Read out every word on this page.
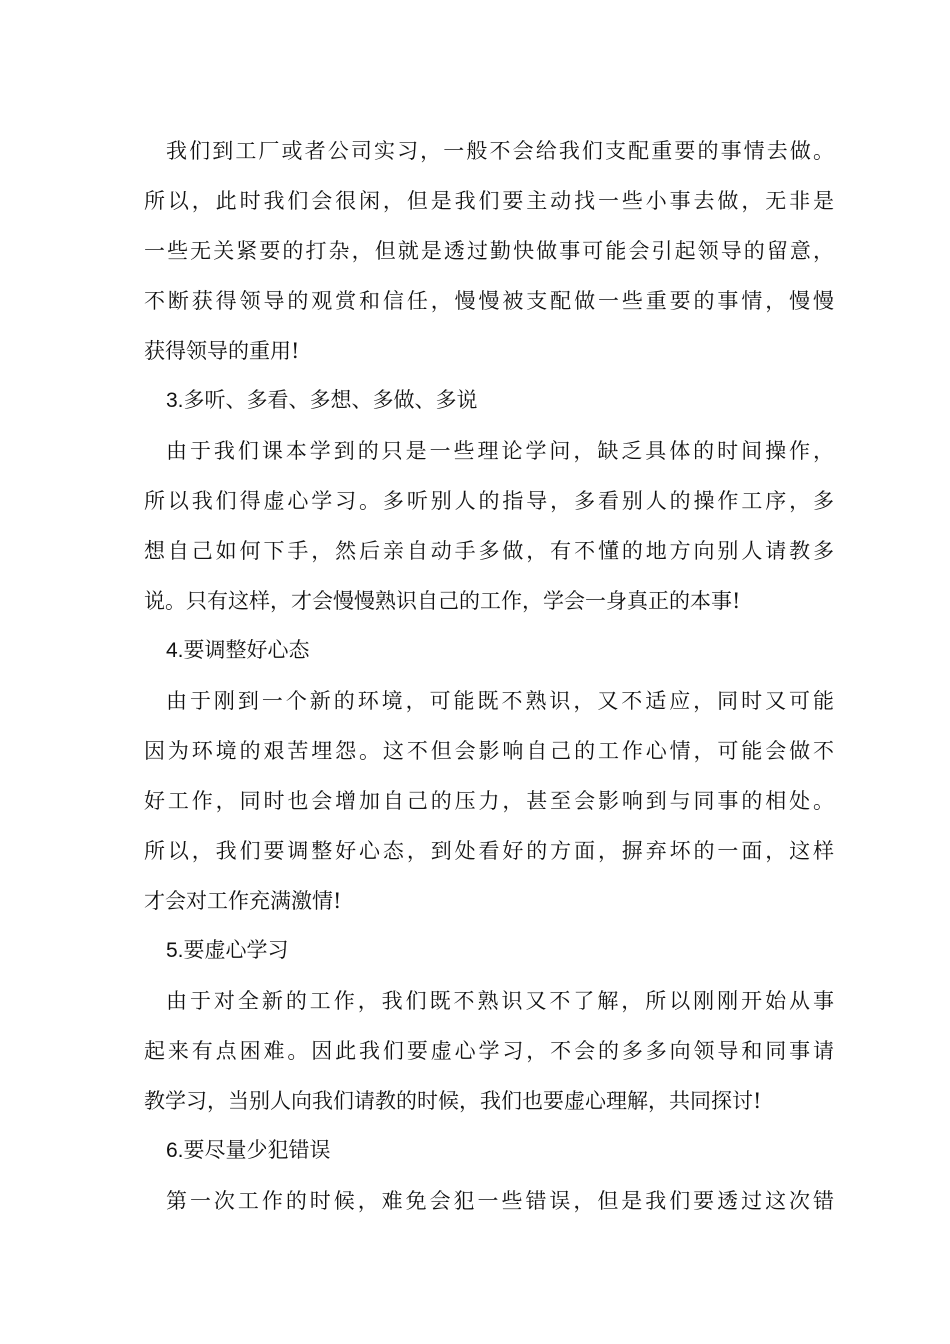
我们到工厂或者公司实习，一般不会给我们支配重要的事情去做。
所以，此时我们会很闲，但是我们要主动找一些小事去做，无非是
一些无关紧要的打杂，但就是透过勤快做事可能会引起领导的留意，
不断获得领导的观赏和信任，慢慢被支配做一些重要的事情，慢慢
获得领导的重用!
3.多听、多看、多想、多做、多说
由于我们课本学到的只是一些理论学问，缺乏具体的时间操作，
所以我们得虚心学习。多听别人的指导，多看别人的操作工序，多
想自己如何下手，然后亲自动手多做，有不懂的地方向别人请教多
说。只有这样，才会慢慢熟识自己的工作，学会一身真正的本事!
4.要调整好心态
由于刚到一个新的环境，可能既不熟识，又不适应，同时又可能
因为环境的艰苦埋怨。这不但会影响自己的工作心情，可能会做不
好工作，同时也会增加自己的压力，甚至会影响到与同事的相处。
所以，我们要调整好心态，到处看好的方面，摒弃坏的一面，这样
才会对工作充满激情!
5.要虚心学习
由于对全新的工作，我们既不熟识又不了解，所以刚刚开始从事
起来有点困难。因此我们要虚心学习，不会的多多向领导和同事请
教学习，当别人向我们请教的时候，我们也要虚心理解，共同探讨!
6.要尽量少犯错误
第一次工作的时候，难免会犯一些错误，但是我们要透过这次错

The exercise
Copy out all the records exactly, excluding pictures.

Response to the task
Read out every word on this page.
我们到工厂或者公司实习，一般不会给我们支配重要的事情去做。
所以，此时我们会很闲，但是我们要主动找一些小事去做，无非是
一些无关紧要的打杂，但就是透过勤快做事可能会引起领导的留意，
不断获得领导的观赏和信任，慢慢被支配做一些重要的事情，慢慢
获得领导的重用!
3.多听、多看、多想、多做、多说
由于我们课本学到的只是一些理论学问，缺乏具体的时间操作，
所以我们得虚心学习。多听别人的指导，多看别人的操作工序，多
想自己如何下手，然后亲自动手多做，有不懂的地方向别人请教多
说。只有这样，才会慢慢熟识自己的工作，学会一身真正的本事!
4.要调整好心态
由于刚到一个新的环境，可能既不熟识，又不适应，同时又可能
因为环境的艰苦埋怨。这不但会影响自己的工作心情，可能会做不
好工作，同时也会增加自己的压力，甚至会影响到与同事的相处。
所以，我们要调整好心态，到处看好的方面，摒弃坏的一面，这样
才会对工作充满激情!
5.要虚心学习
由于对全新的工作，我们既不熟识又不了解，所以刚刚开始从事
起来有点困难。因此我们要虚心学习，不会的多多向领导和同事请
教学习，当别人向我们请教的时候，我们也要虚心理解，共同探讨!
6.要尽量少犯错误
第一次工作的时候，难免会犯一些错误，但是我们要透过这次错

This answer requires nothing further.